**Stored data:**
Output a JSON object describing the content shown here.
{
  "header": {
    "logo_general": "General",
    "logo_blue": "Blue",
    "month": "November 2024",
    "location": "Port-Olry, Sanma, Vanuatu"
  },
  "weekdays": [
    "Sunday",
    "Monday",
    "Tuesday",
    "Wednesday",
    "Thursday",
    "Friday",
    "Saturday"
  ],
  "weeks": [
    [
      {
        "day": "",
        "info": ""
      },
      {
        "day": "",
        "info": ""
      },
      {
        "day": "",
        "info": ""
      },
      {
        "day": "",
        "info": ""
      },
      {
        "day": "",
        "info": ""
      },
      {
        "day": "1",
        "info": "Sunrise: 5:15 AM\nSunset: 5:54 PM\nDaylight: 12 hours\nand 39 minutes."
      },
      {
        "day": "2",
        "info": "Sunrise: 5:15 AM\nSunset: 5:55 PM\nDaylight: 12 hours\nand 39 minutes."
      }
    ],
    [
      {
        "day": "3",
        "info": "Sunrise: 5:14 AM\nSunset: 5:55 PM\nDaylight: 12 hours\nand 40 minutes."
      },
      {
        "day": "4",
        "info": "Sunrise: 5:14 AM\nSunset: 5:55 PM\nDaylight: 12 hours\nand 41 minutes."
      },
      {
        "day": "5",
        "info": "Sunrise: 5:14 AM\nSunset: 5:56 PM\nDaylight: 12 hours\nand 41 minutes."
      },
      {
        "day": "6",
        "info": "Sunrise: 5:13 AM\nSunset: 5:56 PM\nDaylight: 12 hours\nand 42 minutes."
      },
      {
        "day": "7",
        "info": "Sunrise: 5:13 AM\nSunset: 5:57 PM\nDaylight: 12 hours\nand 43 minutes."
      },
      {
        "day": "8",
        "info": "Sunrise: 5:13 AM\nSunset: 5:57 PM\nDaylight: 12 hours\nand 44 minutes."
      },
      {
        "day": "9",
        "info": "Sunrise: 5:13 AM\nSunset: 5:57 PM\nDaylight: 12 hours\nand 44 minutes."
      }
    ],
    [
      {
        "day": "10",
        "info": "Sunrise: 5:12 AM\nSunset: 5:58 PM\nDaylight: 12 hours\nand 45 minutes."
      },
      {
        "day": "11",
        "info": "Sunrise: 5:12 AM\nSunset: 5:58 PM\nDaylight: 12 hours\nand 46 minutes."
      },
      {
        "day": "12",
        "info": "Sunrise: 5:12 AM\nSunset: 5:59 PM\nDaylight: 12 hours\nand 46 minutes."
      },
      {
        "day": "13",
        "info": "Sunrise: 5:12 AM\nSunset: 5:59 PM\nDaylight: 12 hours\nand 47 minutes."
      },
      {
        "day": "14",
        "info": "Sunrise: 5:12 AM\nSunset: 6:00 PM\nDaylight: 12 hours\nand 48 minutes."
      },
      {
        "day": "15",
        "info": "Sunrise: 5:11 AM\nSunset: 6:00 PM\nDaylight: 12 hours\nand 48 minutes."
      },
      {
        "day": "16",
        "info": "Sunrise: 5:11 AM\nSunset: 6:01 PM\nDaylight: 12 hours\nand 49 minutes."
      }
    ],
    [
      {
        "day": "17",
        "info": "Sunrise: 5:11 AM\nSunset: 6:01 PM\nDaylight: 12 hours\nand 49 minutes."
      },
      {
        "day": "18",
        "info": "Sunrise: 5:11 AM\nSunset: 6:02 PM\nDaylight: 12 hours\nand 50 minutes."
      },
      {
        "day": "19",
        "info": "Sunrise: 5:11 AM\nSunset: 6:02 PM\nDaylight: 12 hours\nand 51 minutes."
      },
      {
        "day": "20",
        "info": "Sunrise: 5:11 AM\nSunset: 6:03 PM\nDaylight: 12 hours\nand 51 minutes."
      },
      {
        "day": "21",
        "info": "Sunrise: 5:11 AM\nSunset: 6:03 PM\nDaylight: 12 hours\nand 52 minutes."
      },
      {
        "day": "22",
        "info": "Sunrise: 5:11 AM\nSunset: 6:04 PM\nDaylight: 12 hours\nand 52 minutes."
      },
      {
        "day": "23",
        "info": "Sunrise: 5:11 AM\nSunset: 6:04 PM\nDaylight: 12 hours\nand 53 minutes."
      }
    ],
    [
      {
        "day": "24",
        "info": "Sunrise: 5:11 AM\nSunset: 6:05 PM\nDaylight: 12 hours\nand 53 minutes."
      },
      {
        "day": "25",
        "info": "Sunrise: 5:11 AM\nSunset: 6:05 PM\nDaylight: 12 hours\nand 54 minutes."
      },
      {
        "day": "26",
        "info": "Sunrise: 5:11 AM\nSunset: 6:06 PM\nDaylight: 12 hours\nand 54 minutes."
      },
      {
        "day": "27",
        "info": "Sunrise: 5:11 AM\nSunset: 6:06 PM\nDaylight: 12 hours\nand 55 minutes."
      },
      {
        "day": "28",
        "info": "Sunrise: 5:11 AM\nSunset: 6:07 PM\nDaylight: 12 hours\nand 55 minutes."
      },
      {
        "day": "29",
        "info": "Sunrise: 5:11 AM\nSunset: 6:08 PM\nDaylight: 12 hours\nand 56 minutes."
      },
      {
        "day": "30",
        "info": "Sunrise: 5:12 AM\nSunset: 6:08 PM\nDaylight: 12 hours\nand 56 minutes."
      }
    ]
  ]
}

**Written task:**
Write the listing out again, exactly as shown above.

**Result for this task:**
Output a JSON object describing the content shown here.
{
  "header": {
    "logo_general": "General",
    "logo_blue": "Blue",
    "month": "November 2024",
    "location": "Port-Olry, Sanma, Vanuatu"
  },
  "weekdays": [
    "Sunday",
    "Monday",
    "Tuesday",
    "Wednesday",
    "Thursday",
    "Friday",
    "Saturday"
  ],
  "weeks": [
    [
      {
        "day": "",
        "info": ""
      },
      {
        "day": "",
        "info": ""
      },
      {
        "day": "",
        "info": ""
      },
      {
        "day": "",
        "info": ""
      },
      {
        "day": "",
        "info": ""
      },
      {
        "day": "1",
        "info": "Sunrise: 5:15 AM\nSunset: 5:54 PM\nDaylight: 12 hours\nand 39 minutes."
      },
      {
        "day": "2",
        "info": "Sunrise: 5:15 AM\nSunset: 5:55 PM\nDaylight: 12 hours\nand 39 minutes."
      }
    ],
    [
      {
        "day": "3",
        "info": "Sunrise: 5:14 AM\nSunset: 5:55 PM\nDaylight: 12 hours\nand 40 minutes."
      },
      {
        "day": "4",
        "info": "Sunrise: 5:14 AM\nSunset: 5:55 PM\nDaylight: 12 hours\nand 41 minutes."
      },
      {
        "day": "5",
        "info": "Sunrise: 5:14 AM\nSunset: 5:56 PM\nDaylight: 12 hours\nand 41 minutes."
      },
      {
        "day": "6",
        "info": "Sunrise: 5:13 AM\nSunset: 5:56 PM\nDaylight: 12 hours\nand 42 minutes."
      },
      {
        "day": "7",
        "info": "Sunrise: 5:13 AM\nSunset: 5:57 PM\nDaylight: 12 hours\nand 43 minutes."
      },
      {
        "day": "8",
        "info": "Sunrise: 5:13 AM\nSunset: 5:57 PM\nDaylight: 12 hours\nand 44 minutes."
      },
      {
        "day": "9",
        "info": "Sunrise: 5:13 AM\nSunset: 5:57 PM\nDaylight: 12 hours\nand 44 minutes."
      }
    ],
    [
      {
        "day": "10",
        "info": "Sunrise: 5:12 AM\nSunset: 5:58 PM\nDaylight: 12 hours\nand 45 minutes."
      },
      {
        "day": "11",
        "info": "Sunrise: 5:12 AM\nSunset: 5:58 PM\nDaylight: 12 hours\nand 46 minutes."
      },
      {
        "day": "12",
        "info": "Sunrise: 5:12 AM\nSunset: 5:59 PM\nDaylight: 12 hours\nand 46 minutes."
      },
      {
        "day": "13",
        "info": "Sunrise: 5:12 AM\nSunset: 5:59 PM\nDaylight: 12 hours\nand 47 minutes."
      },
      {
        "day": "14",
        "info": "Sunrise: 5:12 AM\nSunset: 6:00 PM\nDaylight: 12 hours\nand 48 minutes."
      },
      {
        "day": "15",
        "info": "Sunrise: 5:11 AM\nSunset: 6:00 PM\nDaylight: 12 hours\nand 48 minutes."
      },
      {
        "day": "16",
        "info": "Sunrise: 5:11 AM\nSunset: 6:01 PM\nDaylight: 12 hours\nand 49 minutes."
      }
    ],
    [
      {
        "day": "17",
        "info": "Sunrise: 5:11 AM\nSunset: 6:01 PM\nDaylight: 12 hours\nand 49 minutes."
      },
      {
        "day": "18",
        "info": "Sunrise: 5:11 AM\nSunset: 6:02 PM\nDaylight: 12 hours\nand 50 minutes."
      },
      {
        "day": "19",
        "info": "Sunrise: 5:11 AM\nSunset: 6:02 PM\nDaylight: 12 hours\nand 51 minutes."
      },
      {
        "day": "20",
        "info": "Sunrise: 5:11 AM\nSunset: 6:03 PM\nDaylight: 12 hours\nand 51 minutes."
      },
      {
        "day": "21",
        "info": "Sunrise: 5:11 AM\nSunset: 6:03 PM\nDaylight: 12 hours\nand 52 minutes."
      },
      {
        "day": "22",
        "info": "Sunrise: 5:11 AM\nSunset: 6:04 PM\nDaylight: 12 hours\nand 52 minutes."
      },
      {
        "day": "23",
        "info": "Sunrise: 5:11 AM\nSunset: 6:04 PM\nDaylight: 12 hours\nand 53 minutes."
      }
    ],
    [
      {
        "day": "24",
        "info": "Sunrise: 5:11 AM\nSunset: 6:05 PM\nDaylight: 12 hours\nand 53 minutes."
      },
      {
        "day": "25",
        "info": "Sunrise: 5:11 AM\nSunset: 6:05 PM\nDaylight: 12 hours\nand 54 minutes."
      },
      {
        "day": "26",
        "info": "Sunrise: 5:11 AM\nSunset: 6:06 PM\nDaylight: 12 hours\nand 54 minutes."
      },
      {
        "day": "27",
        "info": "Sunrise: 5:11 AM\nSunset: 6:06 PM\nDaylight: 12 hours\nand 55 minutes."
      },
      {
        "day": "28",
        "info": "Sunrise: 5:11 AM\nSunset: 6:07 PM\nDaylight: 12 hours\nand 55 minutes."
      },
      {
        "day": "29",
        "info": "Sunrise: 5:11 AM\nSunset: 6:08 PM\nDaylight: 12 hours\nand 56 minutes."
      },
      {
        "day": "30",
        "info": "Sunrise: 5:12 AM\nSunset: 6:08 PM\nDaylight: 12 hours\nand 56 minutes."
      }
    ]
  ]
}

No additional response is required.